## [Given data]
+++

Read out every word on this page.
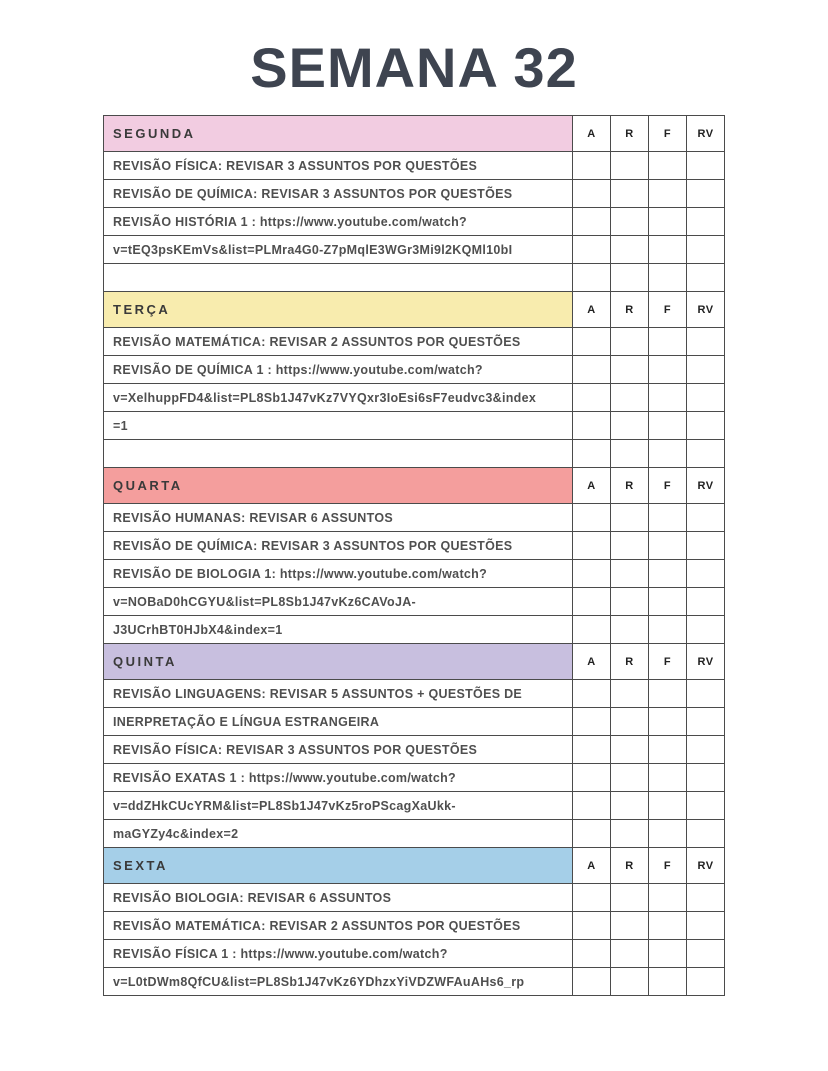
SEMANA 32
SEGUNDA	A	R	F	RV
REVISÃO FÍSICA: REVISAR 3 ASSUNTOS POR QUESTÕES
REVISÃO DE QUÍMICA: REVISAR 3 ASSUNTOS POR QUESTÕES
REVISÃO HISTÓRIA 1 : https://www.youtube.com/watch?
v=tEQ3psKEmVs&list=PLMra4G0-Z7pMqlE3WGr3Mi9l2KQMl10bI
TERÇA	A	R	F	RV
REVISÃO MATEMÁTICA: REVISAR 2 ASSUNTOS POR QUESTÕES
REVISÃO DE QUÍMICA 1 : https://www.youtube.com/watch?
v=XelhuppFD4&list=PL8Sb1J47vKz7VYQxr3IoEsi6sF7eudvc3&index
=1
QUARTA	A	R	F	RV
REVISÃO HUMANAS: REVISAR 6 ASSUNTOS
REVISÃO DE QUÍMICA: REVISAR 3 ASSUNTOS POR QUESTÕES
REVISÃO DE BIOLOGIA 1: https://www.youtube.com/watch?
v=NOBaD0hCGYU&list=PL8Sb1J47vKz6CAVoJA-
J3UCrhBT0HJbX4&index=1
QUINTA	A	R	F	RV
REVISÃO LINGUAGENS: REVISAR 5 ASSUNTOS + QUESTÕES DE
INERPRETAÇÃO E LÍNGUA ESTRANGEIRA
REVISÃO FÍSICA: REVISAR 3 ASSUNTOS POR QUESTÕES
REVISÃO EXATAS 1 : https://www.youtube.com/watch?
v=ddZHkCUcYRM&list=PL8Sb1J47vKz5roPScagXaUkk-
maGYZy4c&index=2
SEXTA	A	R	F	RV
REVISÃO BIOLOGIA: REVISAR 6 ASSUNTOS
REVISÃO MATEMÁTICA: REVISAR 2 ASSUNTOS POR QUESTÕES
REVISÃO FÍSICA 1 : https://www.youtube.com/watch?
v=L0tDWm8QfCU&list=PL8Sb1J47vKz6YDhzxYiVDZWFAuAHs6_rp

+++

## [Required task]
Copy all lines above containing the string "BIOLOGIA".

## [The output]
REVISÃO DE BIOLOGIA 1: https://www.youtube.com/watch?
REVISÃO BIOLOGIA: REVISAR 6 ASSUNTOS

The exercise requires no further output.